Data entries
——————————
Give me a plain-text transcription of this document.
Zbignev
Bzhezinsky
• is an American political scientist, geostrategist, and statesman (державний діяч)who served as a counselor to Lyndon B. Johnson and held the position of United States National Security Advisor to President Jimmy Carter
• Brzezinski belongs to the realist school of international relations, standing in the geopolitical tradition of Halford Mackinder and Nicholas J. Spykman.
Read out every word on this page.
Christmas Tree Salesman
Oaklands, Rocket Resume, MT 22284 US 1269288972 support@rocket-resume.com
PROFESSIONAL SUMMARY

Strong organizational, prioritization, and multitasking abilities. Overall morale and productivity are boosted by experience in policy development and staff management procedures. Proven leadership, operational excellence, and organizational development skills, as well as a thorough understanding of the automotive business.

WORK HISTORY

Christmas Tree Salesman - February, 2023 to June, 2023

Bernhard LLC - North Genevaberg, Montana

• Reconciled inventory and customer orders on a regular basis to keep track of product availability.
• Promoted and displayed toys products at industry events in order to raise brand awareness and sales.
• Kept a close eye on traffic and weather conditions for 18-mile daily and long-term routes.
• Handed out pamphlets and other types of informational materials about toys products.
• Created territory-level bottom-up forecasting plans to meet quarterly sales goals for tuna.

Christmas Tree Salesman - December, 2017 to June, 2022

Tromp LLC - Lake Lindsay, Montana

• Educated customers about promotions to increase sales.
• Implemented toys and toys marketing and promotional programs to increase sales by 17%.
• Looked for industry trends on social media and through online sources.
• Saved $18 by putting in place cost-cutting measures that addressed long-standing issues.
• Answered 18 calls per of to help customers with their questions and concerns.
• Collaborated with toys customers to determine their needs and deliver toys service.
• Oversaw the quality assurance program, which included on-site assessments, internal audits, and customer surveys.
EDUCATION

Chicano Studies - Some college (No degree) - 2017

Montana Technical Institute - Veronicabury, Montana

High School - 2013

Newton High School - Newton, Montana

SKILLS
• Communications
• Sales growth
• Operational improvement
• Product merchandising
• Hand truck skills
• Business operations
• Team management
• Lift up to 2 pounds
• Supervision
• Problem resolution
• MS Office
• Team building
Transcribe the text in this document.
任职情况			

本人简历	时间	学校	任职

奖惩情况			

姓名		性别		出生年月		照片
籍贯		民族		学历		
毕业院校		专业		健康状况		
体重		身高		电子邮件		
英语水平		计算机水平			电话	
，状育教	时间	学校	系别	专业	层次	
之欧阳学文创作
——————————
Repeat the material word for word, in full.

Give me a plain-text transcription of this document.
Zbignev
Bzhezinsky
• is an American political scientist, geostrategist, and statesman (державний діяч)who served as a counselor to Lyndon B. Johnson and held the position of United States National Security Advisor to President Jimmy Carter
• Brzezinski belongs to the realist school of international relations, standing in the geopolitical tradition of Halford Mackinder and Nicholas J. Spykman.
Read out every word on this page.
Christmas Tree Salesman
Oaklands, Rocket Resume, MT 22284 US 1269288972 support@rocket-resume.com
PROFESSIONAL SUMMARY

Strong organizational, prioritization, and multitasking abilities. Overall morale and productivity are boosted by experience in policy development and staff management procedures. Proven leadership, operational excellence, and organizational development skills, as well as a thorough understanding of the automotive business.

WORK HISTORY

Christmas Tree Salesman - February, 2023 to June, 2023

Bernhard LLC - North Genevaberg, Montana

• Reconciled inventory and customer orders on a regular basis to keep track of product availability.
• Promoted and displayed toys products at industry events in order to raise brand awareness and sales.
• Kept a close eye on traffic and weather conditions for 18-mile daily and long-term routes.
• Handed out pamphlets and other types of informational materials about toys products.
• Created territory-level bottom-up forecasting plans to meet quarterly sales goals for tuna.

Christmas Tree Salesman - December, 2017 to June, 2022

Tromp LLC - Lake Lindsay, Montana

• Educated customers about promotions to increase sales.
• Implemented toys and toys marketing and promotional programs to increase sales by 17%.
• Looked for industry trends on social media and through online sources.
• Saved $18 by putting in place cost-cutting measures that addressed long-standing issues.
• Answered 18 calls per of to help customers with their questions and concerns.
• Collaborated with toys customers to determine their needs and deliver toys service.
• Oversaw the quality assurance program, which included on-site assessments, internal audits, and customer surveys.
EDUCATION

Chicano Studies - Some college (No degree) - 2017

Montana Technical Institute - Veronicabury, Montana

High School - 2013

Newton High School - Newton, Montana

SKILLS
• Communications
• Sales growth
• Operational improvement
• Product merchandising
• Hand truck skills
• Business operations
• Team management
• Lift up to 2 pounds
• Supervision
• Problem resolution
• MS Office
• Team building
Transcribe the text in this document.
任职情况			

本人简历	时间	学校	任职

奖惩情况			

姓名		性别		出生年月		照片
籍贯		民族		学历		
毕业院校		专业		健康状况		
体重		身高		电子邮件		
英语水平		计算机水平			电话	
，状育教	时间	学校	系别	专业	层次	
之欧阳学文创作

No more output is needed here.